### WRITTEN REQUEST
Scan the entries below. List each line with "hogar".

# START OF RECORD EXCERPTS

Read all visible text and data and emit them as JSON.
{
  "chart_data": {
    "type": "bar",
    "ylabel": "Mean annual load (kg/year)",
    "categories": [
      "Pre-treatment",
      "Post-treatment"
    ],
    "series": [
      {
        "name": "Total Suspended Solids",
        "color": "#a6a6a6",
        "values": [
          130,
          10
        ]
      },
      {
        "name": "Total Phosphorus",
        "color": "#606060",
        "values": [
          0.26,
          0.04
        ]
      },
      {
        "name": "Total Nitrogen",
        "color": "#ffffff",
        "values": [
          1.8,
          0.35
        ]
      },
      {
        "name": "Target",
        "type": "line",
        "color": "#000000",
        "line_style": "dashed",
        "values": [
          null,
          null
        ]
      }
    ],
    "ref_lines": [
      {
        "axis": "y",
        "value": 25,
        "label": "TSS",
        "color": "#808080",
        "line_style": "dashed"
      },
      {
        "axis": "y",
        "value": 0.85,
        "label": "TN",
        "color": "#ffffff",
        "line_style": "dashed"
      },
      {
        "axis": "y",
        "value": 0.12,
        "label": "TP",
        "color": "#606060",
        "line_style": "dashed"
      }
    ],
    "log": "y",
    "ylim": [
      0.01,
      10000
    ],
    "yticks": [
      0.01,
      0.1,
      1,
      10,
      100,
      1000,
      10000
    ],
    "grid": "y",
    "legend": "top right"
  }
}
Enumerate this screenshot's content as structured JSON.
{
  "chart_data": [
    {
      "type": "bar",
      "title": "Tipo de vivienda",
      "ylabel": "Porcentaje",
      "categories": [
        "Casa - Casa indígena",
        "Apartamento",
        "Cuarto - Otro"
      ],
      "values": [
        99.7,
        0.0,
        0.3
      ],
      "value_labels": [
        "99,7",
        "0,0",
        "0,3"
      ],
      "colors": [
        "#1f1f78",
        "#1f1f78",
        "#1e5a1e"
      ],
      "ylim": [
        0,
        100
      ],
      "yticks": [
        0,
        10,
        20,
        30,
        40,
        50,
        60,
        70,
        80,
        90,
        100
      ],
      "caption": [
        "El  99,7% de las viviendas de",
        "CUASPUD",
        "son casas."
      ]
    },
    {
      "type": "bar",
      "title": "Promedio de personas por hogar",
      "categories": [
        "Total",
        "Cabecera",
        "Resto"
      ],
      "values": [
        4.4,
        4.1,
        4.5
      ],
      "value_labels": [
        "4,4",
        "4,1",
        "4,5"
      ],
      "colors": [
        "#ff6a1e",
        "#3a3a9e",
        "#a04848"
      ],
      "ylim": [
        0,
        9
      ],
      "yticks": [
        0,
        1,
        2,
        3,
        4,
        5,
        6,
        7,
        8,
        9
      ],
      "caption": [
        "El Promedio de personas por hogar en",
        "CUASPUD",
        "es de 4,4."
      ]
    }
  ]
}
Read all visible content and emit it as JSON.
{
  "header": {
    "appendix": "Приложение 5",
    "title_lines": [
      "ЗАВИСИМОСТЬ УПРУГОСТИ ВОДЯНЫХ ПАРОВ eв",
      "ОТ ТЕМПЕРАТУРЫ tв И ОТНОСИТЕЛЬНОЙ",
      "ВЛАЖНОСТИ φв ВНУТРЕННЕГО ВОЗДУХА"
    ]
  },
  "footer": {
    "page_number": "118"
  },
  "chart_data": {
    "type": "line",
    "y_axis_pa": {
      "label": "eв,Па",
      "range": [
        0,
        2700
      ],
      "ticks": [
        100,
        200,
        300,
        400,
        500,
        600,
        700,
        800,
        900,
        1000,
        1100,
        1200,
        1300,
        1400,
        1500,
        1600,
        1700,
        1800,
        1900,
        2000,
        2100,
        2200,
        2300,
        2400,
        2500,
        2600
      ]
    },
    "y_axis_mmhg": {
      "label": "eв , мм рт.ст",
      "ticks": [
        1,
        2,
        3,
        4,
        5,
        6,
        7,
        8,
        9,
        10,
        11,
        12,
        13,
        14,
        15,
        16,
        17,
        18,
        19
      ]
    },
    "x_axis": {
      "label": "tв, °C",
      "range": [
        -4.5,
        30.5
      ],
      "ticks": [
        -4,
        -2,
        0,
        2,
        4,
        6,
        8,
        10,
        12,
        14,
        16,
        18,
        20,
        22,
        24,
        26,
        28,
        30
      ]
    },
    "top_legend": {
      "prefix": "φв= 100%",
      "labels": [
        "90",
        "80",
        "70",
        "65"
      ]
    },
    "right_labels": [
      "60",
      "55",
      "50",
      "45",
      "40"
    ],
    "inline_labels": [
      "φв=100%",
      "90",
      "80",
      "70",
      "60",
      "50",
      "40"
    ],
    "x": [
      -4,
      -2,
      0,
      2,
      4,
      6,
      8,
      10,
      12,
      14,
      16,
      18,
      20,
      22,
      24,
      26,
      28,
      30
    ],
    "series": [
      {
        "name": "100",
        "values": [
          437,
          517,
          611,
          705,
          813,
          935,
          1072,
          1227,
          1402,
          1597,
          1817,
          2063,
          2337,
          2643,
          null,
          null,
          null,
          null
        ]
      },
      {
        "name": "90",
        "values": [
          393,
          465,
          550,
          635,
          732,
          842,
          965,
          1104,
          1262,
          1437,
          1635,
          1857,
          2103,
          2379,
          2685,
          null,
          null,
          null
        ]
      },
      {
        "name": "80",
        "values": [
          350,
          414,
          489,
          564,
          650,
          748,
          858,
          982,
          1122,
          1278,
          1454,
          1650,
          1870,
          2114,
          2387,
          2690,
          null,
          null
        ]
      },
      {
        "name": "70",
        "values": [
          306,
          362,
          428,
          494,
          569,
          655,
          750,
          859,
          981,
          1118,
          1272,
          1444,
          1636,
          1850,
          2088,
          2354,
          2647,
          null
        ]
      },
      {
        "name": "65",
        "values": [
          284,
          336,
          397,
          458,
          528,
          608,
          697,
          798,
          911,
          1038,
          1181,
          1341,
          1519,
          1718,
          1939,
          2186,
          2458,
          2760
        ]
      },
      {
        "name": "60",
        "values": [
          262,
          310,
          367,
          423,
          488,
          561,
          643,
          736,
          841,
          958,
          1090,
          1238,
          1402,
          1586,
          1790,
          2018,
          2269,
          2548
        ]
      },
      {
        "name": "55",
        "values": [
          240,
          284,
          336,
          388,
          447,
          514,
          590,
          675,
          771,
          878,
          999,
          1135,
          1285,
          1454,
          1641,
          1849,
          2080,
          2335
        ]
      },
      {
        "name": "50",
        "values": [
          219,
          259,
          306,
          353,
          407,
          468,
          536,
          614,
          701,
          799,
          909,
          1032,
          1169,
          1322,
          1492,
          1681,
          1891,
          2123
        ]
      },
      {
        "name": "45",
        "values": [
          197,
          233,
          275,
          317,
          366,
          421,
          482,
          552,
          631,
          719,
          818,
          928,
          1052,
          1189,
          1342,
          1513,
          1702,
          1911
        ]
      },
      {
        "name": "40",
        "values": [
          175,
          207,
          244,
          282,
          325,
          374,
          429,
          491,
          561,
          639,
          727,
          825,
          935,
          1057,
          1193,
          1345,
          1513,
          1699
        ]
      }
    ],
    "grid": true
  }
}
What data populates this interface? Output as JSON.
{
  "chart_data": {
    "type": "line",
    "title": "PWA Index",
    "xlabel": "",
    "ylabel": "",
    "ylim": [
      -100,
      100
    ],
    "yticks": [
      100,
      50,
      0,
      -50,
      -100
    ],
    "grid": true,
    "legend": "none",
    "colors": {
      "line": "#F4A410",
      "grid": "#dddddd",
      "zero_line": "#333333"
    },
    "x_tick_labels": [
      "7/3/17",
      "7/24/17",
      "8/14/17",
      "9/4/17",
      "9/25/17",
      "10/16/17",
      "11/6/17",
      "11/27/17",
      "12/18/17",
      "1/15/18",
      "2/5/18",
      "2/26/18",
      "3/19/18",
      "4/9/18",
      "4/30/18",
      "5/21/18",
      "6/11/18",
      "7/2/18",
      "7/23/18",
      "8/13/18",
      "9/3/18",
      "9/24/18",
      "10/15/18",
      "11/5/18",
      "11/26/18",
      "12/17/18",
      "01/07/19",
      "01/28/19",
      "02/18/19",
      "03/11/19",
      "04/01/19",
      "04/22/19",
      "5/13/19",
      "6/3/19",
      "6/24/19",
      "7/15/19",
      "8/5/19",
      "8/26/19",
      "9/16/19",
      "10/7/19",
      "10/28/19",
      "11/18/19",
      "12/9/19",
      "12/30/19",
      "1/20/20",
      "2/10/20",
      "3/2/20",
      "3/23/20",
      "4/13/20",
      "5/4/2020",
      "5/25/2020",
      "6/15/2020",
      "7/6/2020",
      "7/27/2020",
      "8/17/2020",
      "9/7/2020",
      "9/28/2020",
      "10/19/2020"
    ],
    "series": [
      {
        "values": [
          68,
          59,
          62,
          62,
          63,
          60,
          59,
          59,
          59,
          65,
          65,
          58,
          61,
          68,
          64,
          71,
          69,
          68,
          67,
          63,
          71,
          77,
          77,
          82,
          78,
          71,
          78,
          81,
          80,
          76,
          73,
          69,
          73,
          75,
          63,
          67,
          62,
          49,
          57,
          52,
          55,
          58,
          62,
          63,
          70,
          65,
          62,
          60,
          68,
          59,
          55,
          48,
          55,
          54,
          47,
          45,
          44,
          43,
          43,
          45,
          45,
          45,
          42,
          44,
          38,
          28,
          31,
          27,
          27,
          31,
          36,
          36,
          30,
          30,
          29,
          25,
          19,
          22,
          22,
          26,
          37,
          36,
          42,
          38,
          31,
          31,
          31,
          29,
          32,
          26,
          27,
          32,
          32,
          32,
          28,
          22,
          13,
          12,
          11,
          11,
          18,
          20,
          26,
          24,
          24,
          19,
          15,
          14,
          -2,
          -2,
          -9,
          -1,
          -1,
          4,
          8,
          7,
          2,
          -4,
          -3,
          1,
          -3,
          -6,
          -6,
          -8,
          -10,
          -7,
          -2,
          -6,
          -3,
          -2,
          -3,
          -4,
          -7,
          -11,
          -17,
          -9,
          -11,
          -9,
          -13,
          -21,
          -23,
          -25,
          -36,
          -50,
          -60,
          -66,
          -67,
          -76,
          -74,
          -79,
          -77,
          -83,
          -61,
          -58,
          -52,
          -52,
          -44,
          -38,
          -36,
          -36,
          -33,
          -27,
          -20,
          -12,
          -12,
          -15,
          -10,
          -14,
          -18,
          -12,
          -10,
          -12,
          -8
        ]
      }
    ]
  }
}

# END OF RECORD EXCERPTS

### OUTPUT FOR THIS EXERCISE
      "title": "Promedio de personas por hogar",
        "El Promedio de personas por hogar en",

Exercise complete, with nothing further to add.